◆ **Work to complete**:
Reproduce the items below, putting "plot-marker" wherever "data-point" appears and leaving everything else untouched.

◆ **Recorded information**:

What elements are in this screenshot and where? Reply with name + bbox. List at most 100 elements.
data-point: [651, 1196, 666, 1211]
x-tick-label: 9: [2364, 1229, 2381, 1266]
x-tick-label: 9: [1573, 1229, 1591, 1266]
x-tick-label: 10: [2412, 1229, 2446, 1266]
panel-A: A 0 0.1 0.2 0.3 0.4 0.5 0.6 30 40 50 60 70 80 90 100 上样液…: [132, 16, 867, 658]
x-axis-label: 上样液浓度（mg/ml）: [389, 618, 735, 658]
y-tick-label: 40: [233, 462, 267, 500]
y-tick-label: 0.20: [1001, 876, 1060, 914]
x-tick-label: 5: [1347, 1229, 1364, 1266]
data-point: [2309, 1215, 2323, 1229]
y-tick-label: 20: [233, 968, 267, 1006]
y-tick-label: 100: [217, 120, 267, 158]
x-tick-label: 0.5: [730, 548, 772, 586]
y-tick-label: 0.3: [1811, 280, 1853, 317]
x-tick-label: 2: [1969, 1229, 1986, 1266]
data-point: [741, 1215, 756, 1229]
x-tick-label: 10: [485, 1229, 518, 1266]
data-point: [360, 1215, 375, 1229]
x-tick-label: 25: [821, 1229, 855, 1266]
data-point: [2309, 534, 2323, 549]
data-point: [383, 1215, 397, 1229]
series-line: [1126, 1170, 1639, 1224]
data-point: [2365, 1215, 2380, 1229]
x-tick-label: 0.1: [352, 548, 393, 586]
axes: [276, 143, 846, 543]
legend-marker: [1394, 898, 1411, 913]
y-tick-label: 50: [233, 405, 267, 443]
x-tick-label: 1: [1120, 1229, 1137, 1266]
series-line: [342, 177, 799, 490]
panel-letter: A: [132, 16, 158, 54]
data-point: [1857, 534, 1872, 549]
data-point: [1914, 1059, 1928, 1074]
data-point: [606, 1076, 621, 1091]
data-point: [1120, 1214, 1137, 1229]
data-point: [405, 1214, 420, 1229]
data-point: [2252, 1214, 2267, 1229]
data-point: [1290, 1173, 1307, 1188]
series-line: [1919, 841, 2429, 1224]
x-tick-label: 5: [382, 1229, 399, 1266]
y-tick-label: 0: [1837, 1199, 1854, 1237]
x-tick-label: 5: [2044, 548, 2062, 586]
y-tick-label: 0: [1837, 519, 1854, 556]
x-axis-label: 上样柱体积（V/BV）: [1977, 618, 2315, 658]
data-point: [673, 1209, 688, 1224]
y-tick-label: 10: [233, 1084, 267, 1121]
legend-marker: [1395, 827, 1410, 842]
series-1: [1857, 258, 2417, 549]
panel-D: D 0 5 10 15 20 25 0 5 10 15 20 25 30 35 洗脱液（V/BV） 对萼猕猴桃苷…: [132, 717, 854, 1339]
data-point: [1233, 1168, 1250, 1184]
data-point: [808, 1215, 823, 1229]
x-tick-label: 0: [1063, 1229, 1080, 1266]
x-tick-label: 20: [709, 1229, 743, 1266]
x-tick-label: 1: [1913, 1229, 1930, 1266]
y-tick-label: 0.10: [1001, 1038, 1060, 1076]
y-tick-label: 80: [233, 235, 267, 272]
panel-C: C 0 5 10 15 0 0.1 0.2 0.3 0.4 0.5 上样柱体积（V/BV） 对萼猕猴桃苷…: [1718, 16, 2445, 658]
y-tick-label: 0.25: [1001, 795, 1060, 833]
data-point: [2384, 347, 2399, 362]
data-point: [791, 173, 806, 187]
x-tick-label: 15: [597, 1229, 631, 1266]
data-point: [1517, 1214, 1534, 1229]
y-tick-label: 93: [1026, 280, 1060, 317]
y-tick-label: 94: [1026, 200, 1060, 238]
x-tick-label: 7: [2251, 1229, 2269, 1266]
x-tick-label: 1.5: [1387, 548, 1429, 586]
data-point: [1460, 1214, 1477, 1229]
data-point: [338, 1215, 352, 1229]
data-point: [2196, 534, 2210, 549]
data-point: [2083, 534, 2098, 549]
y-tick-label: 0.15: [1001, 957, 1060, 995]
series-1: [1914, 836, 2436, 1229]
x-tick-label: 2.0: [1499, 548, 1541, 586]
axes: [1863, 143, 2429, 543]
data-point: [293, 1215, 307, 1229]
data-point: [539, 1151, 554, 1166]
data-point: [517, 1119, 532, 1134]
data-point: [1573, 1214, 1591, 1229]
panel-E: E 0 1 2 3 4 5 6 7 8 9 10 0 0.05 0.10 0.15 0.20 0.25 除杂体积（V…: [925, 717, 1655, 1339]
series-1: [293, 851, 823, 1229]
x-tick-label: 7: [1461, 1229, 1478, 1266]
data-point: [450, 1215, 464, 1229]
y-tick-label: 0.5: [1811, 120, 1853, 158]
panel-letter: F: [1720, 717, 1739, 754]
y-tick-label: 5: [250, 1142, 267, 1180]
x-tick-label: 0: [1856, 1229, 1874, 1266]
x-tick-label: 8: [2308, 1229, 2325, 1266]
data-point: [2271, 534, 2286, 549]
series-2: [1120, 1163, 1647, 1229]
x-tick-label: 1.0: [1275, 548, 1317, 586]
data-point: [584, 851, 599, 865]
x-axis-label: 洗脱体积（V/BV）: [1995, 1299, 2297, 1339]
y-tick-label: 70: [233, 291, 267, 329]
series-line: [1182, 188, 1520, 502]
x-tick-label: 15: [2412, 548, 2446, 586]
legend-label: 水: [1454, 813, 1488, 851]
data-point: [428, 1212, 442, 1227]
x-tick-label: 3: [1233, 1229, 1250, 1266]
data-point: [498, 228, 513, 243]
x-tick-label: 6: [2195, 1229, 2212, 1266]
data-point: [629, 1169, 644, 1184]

◆ **Output of the task**:
What elements are in this screenshot and where? Reply with name + bbox. List at most 100 elements.
plot-marker: [651, 1196, 666, 1211]
x-tick-label: 9: [2364, 1229, 2381, 1266]
x-tick-label: 9: [1573, 1229, 1591, 1266]
x-tick-label: 10: [2412, 1229, 2446, 1266]
panel-A: A 0 0.1 0.2 0.3 0.4 0.5 0.6 30 40 50 60 70 80 90 100 上样液…: [132, 16, 867, 658]
x-axis-label: 上样液浓度（mg/ml）: [389, 618, 735, 658]
y-tick-label: 40: [233, 462, 267, 500]
y-tick-label: 0.20: [1001, 876, 1060, 914]
x-tick-label: 5: [1347, 1229, 1364, 1266]
plot-marker: [2309, 1215, 2323, 1229]
y-tick-label: 20: [233, 968, 267, 1006]
y-tick-label: 100: [217, 120, 267, 158]
x-tick-label: 0.5: [730, 548, 772, 586]
y-tick-label: 0.3: [1811, 280, 1853, 317]
x-tick-label: 2: [1969, 1229, 1986, 1266]
plot-marker: [741, 1215, 756, 1229]
x-tick-label: 10: [485, 1229, 518, 1266]
plot-marker: [360, 1215, 375, 1229]
x-tick-label: 25: [821, 1229, 855, 1266]
plot-marker: [2309, 534, 2323, 549]
plot-marker: [383, 1215, 397, 1229]
series-line: [1126, 1170, 1639, 1224]
plot-marker: [2365, 1215, 2380, 1229]
x-tick-label: 0.1: [352, 548, 393, 586]
axes: [276, 143, 846, 543]
legend-marker: [1394, 898, 1411, 913]
y-tick-label: 50: [233, 405, 267, 443]
x-tick-label: 1: [1120, 1229, 1137, 1266]
series-line: [342, 177, 799, 490]
panel-letter: A: [132, 16, 158, 54]
plot-marker: [1857, 534, 1872, 549]
plot-marker: [1914, 1059, 1928, 1074]
plot-marker: [606, 1076, 621, 1091]
plot-marker: [1120, 1214, 1137, 1229]
plot-marker: [405, 1214, 420, 1229]
plot-marker: [2252, 1214, 2267, 1229]
plot-marker: [1290, 1173, 1307, 1188]
series-line: [1919, 841, 2429, 1224]
x-tick-label: 5: [382, 1229, 399, 1266]
y-tick-label: 0: [1837, 1199, 1854, 1237]
x-tick-label: 5: [2044, 548, 2062, 586]
y-tick-label: 0: [1837, 519, 1854, 556]
x-axis-label: 上样柱体积（V/BV）: [1977, 618, 2315, 658]
plot-marker: [673, 1209, 688, 1224]
y-tick-label: 10: [233, 1084, 267, 1121]
legend-marker: [1395, 827, 1410, 842]
series-1: [1857, 258, 2417, 549]
panel-D: D 0 5 10 15 20 25 0 5 10 15 20 25 30 35 洗脱液（V/BV） 对萼猕猴桃苷…: [132, 717, 854, 1339]
plot-marker: [1233, 1168, 1250, 1184]
plot-marker: [808, 1215, 823, 1229]
x-tick-label: 0: [1063, 1229, 1080, 1266]
x-tick-label: 20: [709, 1229, 743, 1266]
x-tick-label: 1: [1913, 1229, 1930, 1266]
y-tick-label: 0.10: [1001, 1038, 1060, 1076]
y-tick-label: 80: [233, 235, 267, 272]
panel-C: C 0 5 10 15 0 0.1 0.2 0.3 0.4 0.5 上样柱体积（V/BV） 对萼猕猴桃苷…: [1718, 16, 2445, 658]
y-tick-label: 0.25: [1001, 795, 1060, 833]
plot-marker: [2384, 347, 2399, 362]
plot-marker: [791, 173, 806, 187]
x-tick-label: 15: [597, 1229, 631, 1266]
plot-marker: [1517, 1214, 1534, 1229]
y-tick-label: 93: [1026, 280, 1060, 317]
y-tick-label: 94: [1026, 200, 1060, 238]
x-tick-label: 7: [2251, 1229, 2269, 1266]
x-tick-label: 1.5: [1387, 548, 1429, 586]
plot-marker: [1460, 1214, 1477, 1229]
plot-marker: [338, 1215, 352, 1229]
plot-marker: [2196, 534, 2210, 549]
plot-marker: [2083, 534, 2098, 549]
y-tick-label: 0.15: [1001, 957, 1060, 995]
series-1: [1914, 836, 2436, 1229]
x-tick-label: 2.0: [1499, 548, 1541, 586]
axes: [1863, 143, 2429, 543]
plot-marker: [293, 1215, 307, 1229]
plot-marker: [539, 1151, 554, 1166]
plot-marker: [517, 1119, 532, 1134]
plot-marker: [1573, 1214, 1591, 1229]
panel-E: E 0 1 2 3 4 5 6 7 8 9 10 0 0.05 0.10 0.15 0.20 0.25 除杂体积（V…: [925, 717, 1655, 1339]
series-1: [293, 851, 823, 1229]
x-tick-label: 7: [1461, 1229, 1478, 1266]
plot-marker: [450, 1215, 464, 1229]
y-tick-label: 0.5: [1811, 120, 1853, 158]
panel-letter: F: [1720, 717, 1739, 754]
y-tick-label: 5: [250, 1142, 267, 1180]
x-tick-label: 0: [1856, 1229, 1874, 1266]
x-tick-label: 8: [2308, 1229, 2325, 1266]
plot-marker: [2271, 534, 2286, 549]
series-2: [1120, 1163, 1647, 1229]
x-tick-label: 1.0: [1275, 548, 1317, 586]
plot-marker: [584, 851, 599, 865]
x-axis-label: 洗脱体积（V/BV）: [1995, 1299, 2297, 1339]
y-tick-label: 70: [233, 291, 267, 329]
series-line: [1182, 188, 1520, 502]
x-tick-label: 15: [2412, 548, 2446, 586]
legend-label: 水: [1454, 813, 1488, 851]
plot-marker: [428, 1212, 442, 1227]
x-tick-label: 3: [1233, 1229, 1250, 1266]
plot-marker: [498, 228, 513, 243]
x-tick-label: 6: [2195, 1229, 2212, 1266]
plot-marker: [629, 1169, 644, 1184]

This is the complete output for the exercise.